Stored data
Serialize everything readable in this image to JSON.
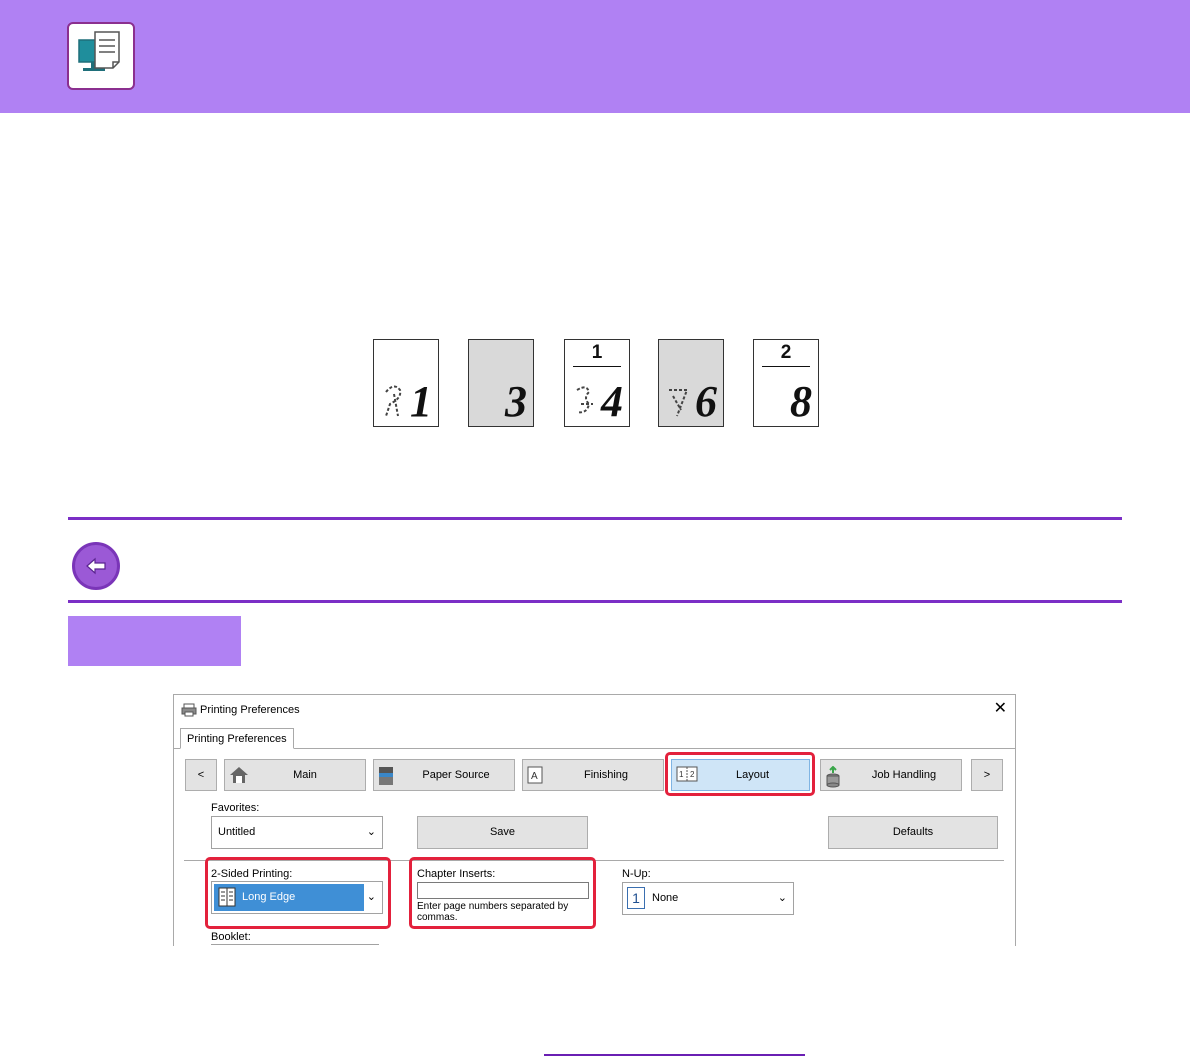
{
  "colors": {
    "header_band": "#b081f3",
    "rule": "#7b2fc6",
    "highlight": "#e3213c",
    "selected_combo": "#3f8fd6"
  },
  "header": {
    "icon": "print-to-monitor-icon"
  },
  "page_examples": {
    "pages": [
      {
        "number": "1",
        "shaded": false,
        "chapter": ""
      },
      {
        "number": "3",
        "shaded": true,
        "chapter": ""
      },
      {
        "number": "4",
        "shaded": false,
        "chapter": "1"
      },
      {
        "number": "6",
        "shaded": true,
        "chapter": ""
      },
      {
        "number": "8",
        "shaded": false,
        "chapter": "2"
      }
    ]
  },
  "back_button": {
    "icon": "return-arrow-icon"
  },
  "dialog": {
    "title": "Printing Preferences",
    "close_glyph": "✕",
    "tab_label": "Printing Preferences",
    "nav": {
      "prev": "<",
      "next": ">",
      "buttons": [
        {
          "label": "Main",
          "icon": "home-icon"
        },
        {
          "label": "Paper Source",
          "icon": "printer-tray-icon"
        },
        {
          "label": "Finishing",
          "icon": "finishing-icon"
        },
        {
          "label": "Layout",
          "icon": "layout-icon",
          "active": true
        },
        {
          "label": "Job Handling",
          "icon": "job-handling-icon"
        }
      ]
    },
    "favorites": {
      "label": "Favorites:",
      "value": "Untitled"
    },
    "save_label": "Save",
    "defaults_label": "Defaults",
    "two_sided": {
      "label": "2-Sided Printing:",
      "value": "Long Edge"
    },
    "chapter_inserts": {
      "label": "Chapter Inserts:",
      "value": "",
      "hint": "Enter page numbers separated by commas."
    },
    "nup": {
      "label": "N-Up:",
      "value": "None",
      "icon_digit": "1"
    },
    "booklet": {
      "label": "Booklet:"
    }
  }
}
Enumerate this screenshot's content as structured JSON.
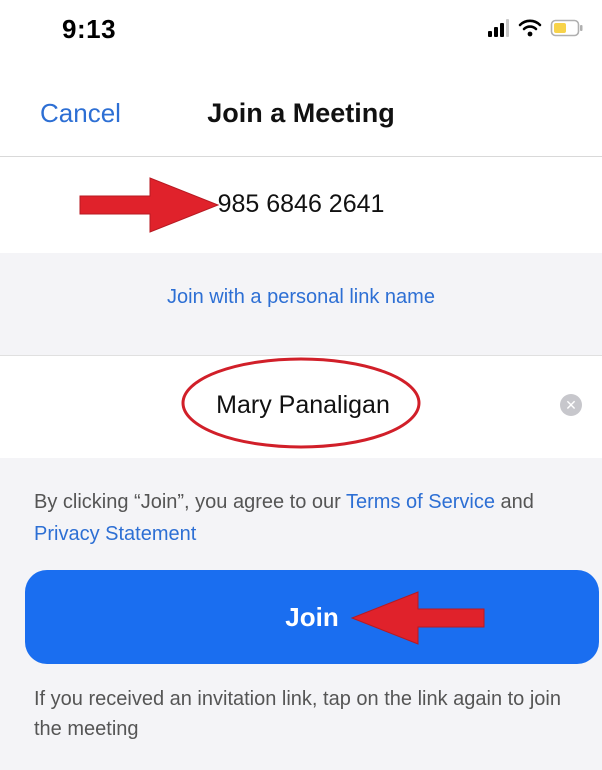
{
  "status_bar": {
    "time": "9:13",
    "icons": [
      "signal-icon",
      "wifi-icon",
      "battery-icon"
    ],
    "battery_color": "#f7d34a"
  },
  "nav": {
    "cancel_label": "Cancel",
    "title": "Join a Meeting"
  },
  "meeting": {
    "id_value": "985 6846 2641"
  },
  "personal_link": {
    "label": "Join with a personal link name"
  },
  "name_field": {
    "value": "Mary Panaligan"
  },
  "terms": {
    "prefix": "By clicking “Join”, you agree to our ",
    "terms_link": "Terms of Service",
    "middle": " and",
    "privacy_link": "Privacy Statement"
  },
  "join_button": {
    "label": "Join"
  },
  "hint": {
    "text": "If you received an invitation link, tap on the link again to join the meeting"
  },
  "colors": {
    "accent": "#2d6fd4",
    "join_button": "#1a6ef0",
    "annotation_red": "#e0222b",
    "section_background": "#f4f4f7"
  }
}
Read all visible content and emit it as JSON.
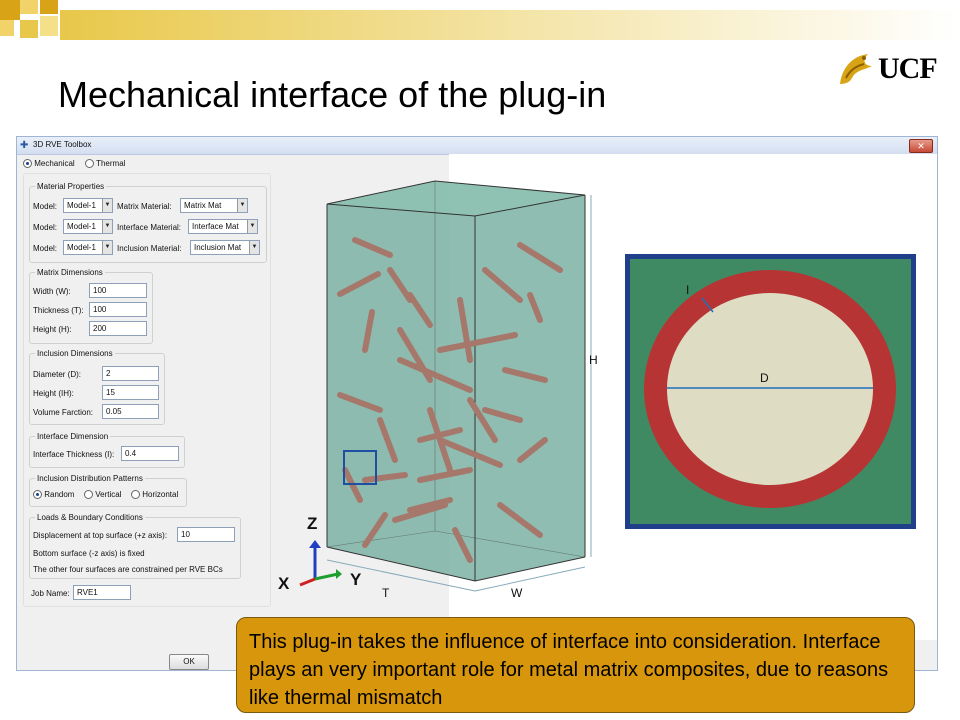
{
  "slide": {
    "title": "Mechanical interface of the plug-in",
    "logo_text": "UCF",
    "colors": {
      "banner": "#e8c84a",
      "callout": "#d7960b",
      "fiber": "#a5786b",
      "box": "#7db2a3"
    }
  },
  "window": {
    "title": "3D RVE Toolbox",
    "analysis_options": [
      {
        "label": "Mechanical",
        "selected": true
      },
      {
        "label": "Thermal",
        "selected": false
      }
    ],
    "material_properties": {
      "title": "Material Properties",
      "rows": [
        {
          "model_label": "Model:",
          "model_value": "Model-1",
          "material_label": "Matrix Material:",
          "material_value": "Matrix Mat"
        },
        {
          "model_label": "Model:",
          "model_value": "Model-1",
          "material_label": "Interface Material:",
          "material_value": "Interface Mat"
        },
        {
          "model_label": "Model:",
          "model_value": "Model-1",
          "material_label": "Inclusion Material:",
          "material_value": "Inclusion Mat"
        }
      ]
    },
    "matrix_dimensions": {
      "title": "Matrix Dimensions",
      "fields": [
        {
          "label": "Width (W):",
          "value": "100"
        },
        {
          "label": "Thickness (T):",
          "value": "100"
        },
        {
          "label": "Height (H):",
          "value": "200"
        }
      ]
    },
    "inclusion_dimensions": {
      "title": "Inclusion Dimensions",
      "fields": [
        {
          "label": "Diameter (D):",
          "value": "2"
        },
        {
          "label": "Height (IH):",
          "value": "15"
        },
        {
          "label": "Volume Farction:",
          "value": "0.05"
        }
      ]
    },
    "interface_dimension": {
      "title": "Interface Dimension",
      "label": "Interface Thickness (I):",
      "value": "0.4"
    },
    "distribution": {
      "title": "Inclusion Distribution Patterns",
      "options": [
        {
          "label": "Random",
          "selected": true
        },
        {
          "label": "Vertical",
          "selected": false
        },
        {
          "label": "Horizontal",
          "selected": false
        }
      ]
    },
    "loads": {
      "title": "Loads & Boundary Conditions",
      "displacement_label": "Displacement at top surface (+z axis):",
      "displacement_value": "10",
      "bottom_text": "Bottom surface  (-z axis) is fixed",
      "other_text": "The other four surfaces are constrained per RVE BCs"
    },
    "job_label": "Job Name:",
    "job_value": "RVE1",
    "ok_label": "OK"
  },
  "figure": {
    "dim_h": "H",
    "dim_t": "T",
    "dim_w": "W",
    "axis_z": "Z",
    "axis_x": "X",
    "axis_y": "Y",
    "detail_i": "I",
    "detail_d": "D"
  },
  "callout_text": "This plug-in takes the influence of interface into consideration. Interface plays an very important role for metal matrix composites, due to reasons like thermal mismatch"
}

* **Problem**: Copy each line above where the string "Preferences" occurs.

* **Result**:
    "title": "Printing Preferences",
    "tab_label": "Printing Preferences",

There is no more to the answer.